Given problem:
Select all lines holding the word "name" from the entries that follow.

******************************

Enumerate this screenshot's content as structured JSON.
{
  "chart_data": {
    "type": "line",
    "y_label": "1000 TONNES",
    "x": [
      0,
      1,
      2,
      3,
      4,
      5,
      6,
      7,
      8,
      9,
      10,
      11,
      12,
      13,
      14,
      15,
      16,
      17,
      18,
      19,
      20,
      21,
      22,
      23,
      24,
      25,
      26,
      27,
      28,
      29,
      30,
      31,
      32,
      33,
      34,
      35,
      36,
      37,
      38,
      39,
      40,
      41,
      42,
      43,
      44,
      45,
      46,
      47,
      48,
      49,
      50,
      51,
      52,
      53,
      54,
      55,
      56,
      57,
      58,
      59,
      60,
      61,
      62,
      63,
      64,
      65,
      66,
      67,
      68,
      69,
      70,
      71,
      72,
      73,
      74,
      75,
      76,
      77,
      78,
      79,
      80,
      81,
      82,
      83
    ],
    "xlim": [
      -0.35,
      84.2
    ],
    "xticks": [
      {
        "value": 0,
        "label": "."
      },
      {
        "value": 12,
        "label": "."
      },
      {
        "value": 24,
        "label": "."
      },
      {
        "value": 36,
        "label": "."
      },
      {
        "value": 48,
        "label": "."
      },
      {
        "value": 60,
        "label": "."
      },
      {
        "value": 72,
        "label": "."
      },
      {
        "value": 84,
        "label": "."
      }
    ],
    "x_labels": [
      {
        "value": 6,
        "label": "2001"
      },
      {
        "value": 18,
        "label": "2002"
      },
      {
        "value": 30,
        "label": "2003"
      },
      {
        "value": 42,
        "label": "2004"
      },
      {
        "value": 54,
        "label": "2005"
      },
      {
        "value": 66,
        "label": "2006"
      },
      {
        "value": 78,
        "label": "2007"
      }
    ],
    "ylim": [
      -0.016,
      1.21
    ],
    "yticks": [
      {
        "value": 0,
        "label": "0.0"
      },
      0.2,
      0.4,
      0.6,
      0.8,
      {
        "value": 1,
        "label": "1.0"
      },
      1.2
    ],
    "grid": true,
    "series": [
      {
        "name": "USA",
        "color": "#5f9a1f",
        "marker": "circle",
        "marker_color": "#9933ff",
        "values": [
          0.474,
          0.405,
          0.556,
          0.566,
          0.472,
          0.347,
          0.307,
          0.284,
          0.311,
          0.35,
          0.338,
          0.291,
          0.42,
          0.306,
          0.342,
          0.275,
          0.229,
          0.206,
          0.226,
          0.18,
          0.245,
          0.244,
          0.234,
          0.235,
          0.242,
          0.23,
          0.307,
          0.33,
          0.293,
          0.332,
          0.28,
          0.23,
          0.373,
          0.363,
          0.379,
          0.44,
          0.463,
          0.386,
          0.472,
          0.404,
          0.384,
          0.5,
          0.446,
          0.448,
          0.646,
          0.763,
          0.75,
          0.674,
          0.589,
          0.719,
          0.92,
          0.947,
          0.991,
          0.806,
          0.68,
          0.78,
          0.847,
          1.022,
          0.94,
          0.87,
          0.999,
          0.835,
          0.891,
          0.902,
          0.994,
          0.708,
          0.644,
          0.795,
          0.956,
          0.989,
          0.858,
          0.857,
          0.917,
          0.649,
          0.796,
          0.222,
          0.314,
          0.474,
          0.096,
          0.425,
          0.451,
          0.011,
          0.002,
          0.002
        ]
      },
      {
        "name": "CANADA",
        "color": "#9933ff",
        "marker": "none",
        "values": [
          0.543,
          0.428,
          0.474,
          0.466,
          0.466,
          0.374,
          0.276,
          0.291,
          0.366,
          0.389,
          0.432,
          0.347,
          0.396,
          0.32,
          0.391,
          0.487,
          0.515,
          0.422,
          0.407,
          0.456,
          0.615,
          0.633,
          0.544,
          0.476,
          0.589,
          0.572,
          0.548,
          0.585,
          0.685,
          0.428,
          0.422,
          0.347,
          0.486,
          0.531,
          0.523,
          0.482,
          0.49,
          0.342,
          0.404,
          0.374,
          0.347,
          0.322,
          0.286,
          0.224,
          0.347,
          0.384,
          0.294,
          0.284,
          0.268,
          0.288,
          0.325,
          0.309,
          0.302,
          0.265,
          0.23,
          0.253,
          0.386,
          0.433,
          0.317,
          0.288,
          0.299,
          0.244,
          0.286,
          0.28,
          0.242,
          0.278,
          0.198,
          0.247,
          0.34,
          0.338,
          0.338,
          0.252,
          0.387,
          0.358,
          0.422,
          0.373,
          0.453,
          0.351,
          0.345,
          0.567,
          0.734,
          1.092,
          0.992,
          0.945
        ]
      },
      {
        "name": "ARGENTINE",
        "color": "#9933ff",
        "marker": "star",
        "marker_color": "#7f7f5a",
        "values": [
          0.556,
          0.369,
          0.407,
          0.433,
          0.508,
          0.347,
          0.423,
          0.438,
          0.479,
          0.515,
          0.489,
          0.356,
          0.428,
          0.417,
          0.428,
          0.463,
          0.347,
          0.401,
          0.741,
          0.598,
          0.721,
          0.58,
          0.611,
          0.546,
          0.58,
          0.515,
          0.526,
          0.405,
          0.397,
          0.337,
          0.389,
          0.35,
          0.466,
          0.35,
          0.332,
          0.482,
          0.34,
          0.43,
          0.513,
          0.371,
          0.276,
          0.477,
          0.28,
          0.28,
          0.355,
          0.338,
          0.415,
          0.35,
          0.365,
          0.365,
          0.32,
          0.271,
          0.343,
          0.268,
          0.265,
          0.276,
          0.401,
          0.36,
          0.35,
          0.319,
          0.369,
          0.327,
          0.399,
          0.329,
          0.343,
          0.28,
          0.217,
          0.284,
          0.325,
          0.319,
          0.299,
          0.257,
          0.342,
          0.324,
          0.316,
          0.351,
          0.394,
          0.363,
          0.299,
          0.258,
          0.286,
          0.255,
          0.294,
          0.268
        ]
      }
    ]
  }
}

******************************

Expected answer:
        "name": "USA",
        "name": "CANADA",
        "name": "ARGENTINE",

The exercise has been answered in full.